Task instructions:
Transcribe the listing verbatim. Do not carry over any pictures.

Entries provided:

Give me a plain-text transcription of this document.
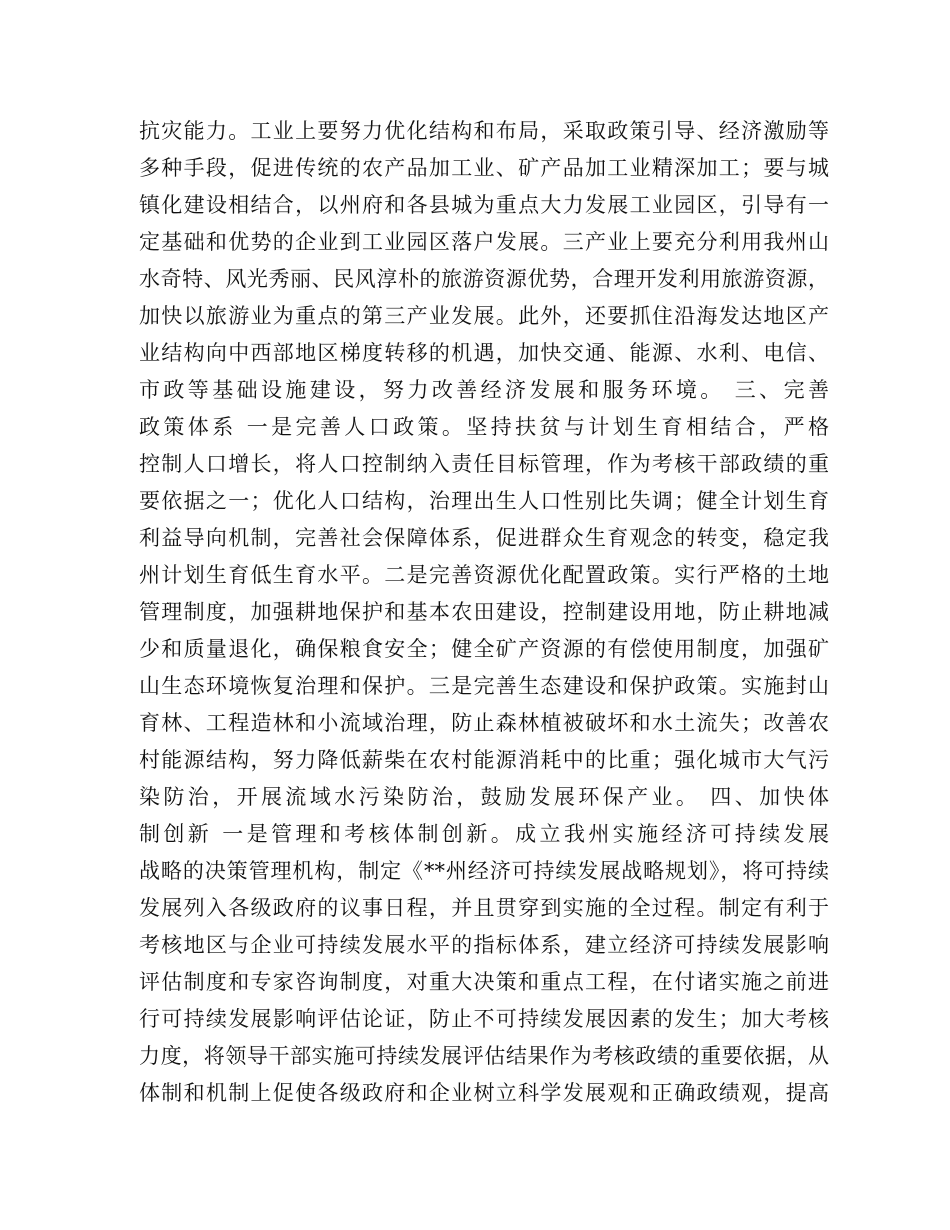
抗灾能力。工业上要努力优化结构和布局，采取政策引导、经济激励等
多种手段，促进传统的农产品加工业、矿产品加工业精深加工；要与城
镇化建设相结合，以州府和各县城为重点大力发展工业园区，引导有一
定基础和优势的企业到工业园区落户发展。三产业上要充分利用我州山
水奇特、风光秀丽、民风淳朴的旅游资源优势，合理开发利用旅游资源，
加快以旅游业为重点的第三产业发展。此外，还要抓住沿海发达地区产
业结构向中西部地区梯度转移的机遇，加快交通、能源、水利、电信、
市政等基础设施建设，努力改善经济发展和服务环境。 三、完善
政策体系 一是完善人口政策。坚持扶贫与计划生育相结合，严格
控制人口增长，将人口控制纳入责任目标管理，作为考核干部政绩的重
要依据之一；优化人口结构，治理出生人口性别比失调；健全计划生育
利益导向机制，完善社会保障体系，促进群众生育观念的转变，稳定我
州计划生育低生育水平。二是完善资源优化配置政策。实行严格的土地
管理制度，加强耕地保护和基本农田建设，控制建设用地，防止耕地减
少和质量退化，确保粮食安全；健全矿产资源的有偿使用制度，加强矿
山生态环境恢复治理和保护。三是完善生态建设和保护政策。实施封山
育林、工程造林和小流域治理，防止森林植被破坏和水土流失；改善农
村能源结构，努力降低薪柴在农村能源消耗中的比重；强化城市大气污
染防治，开展流域水污染防治，鼓励发展环保产业。 四、加快体
制创新 一是管理和考核体制创新。成立我州实施经济可持续发展
战略的决策管理机构，制定《**州经济可持续发展战略规划》，将可持续
发展列入各级政府的议事日程，并且贯穿到实施的全过程。制定有利于
考核地区与企业可持续发展水平的指标体系，建立经济可持续发展影响
评估制度和专家咨询制度，对重大决策和重点工程，在付诸实施之前进
行可持续发展影响评估论证，防止不可持续发展因素的发生；加大考核
力度，将领导干部实施可持续发展评估结果作为考核政绩的重要依据，从
体制和机制上促使各级政府和企业树立科学发展观和正确政绩观，提高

Expected answer:
Give me a plain-text transcription of this document.
抗灾能力。工业上要努力优化结构和布局，采取政策引导、经济激励等
多种手段，促进传统的农产品加工业、矿产品加工业精深加工；要与城
镇化建设相结合，以州府和各县城为重点大力发展工业园区，引导有一
定基础和优势的企业到工业园区落户发展。三产业上要充分利用我州山
水奇特、风光秀丽、民风淳朴的旅游资源优势，合理开发利用旅游资源，
加快以旅游业为重点的第三产业发展。此外，还要抓住沿海发达地区产
业结构向中西部地区梯度转移的机遇，加快交通、能源、水利、电信、
市政等基础设施建设，努力改善经济发展和服务环境。 三、完善
政策体系 一是完善人口政策。坚持扶贫与计划生育相结合，严格
控制人口增长，将人口控制纳入责任目标管理，作为考核干部政绩的重
要依据之一；优化人口结构，治理出生人口性别比失调；健全计划生育
利益导向机制，完善社会保障体系，促进群众生育观念的转变，稳定我
州计划生育低生育水平。二是完善资源优化配置政策。实行严格的土地
管理制度，加强耕地保护和基本农田建设，控制建设用地，防止耕地减
少和质量退化，确保粮食安全；健全矿产资源的有偿使用制度，加强矿
山生态环境恢复治理和保护。三是完善生态建设和保护政策。实施封山
育林、工程造林和小流域治理，防止森林植被破坏和水土流失；改善农
村能源结构，努力降低薪柴在农村能源消耗中的比重；强化城市大气污
染防治，开展流域水污染防治，鼓励发展环保产业。 四、加快体
制创新 一是管理和考核体制创新。成立我州实施经济可持续发展
战略的决策管理机构，制定《**州经济可持续发展战略规划》，将可持续
发展列入各级政府的议事日程，并且贯穿到实施的全过程。制定有利于
考核地区与企业可持续发展水平的指标体系，建立经济可持续发展影响
评估制度和专家咨询制度，对重大决策和重点工程，在付诸实施之前进
行可持续发展影响评估论证，防止不可持续发展因素的发生；加大考核
力度，将领导干部实施可持续发展评估结果作为考核政绩的重要依据，从
体制和机制上促使各级政府和企业树立科学发展观和正确政绩观，提高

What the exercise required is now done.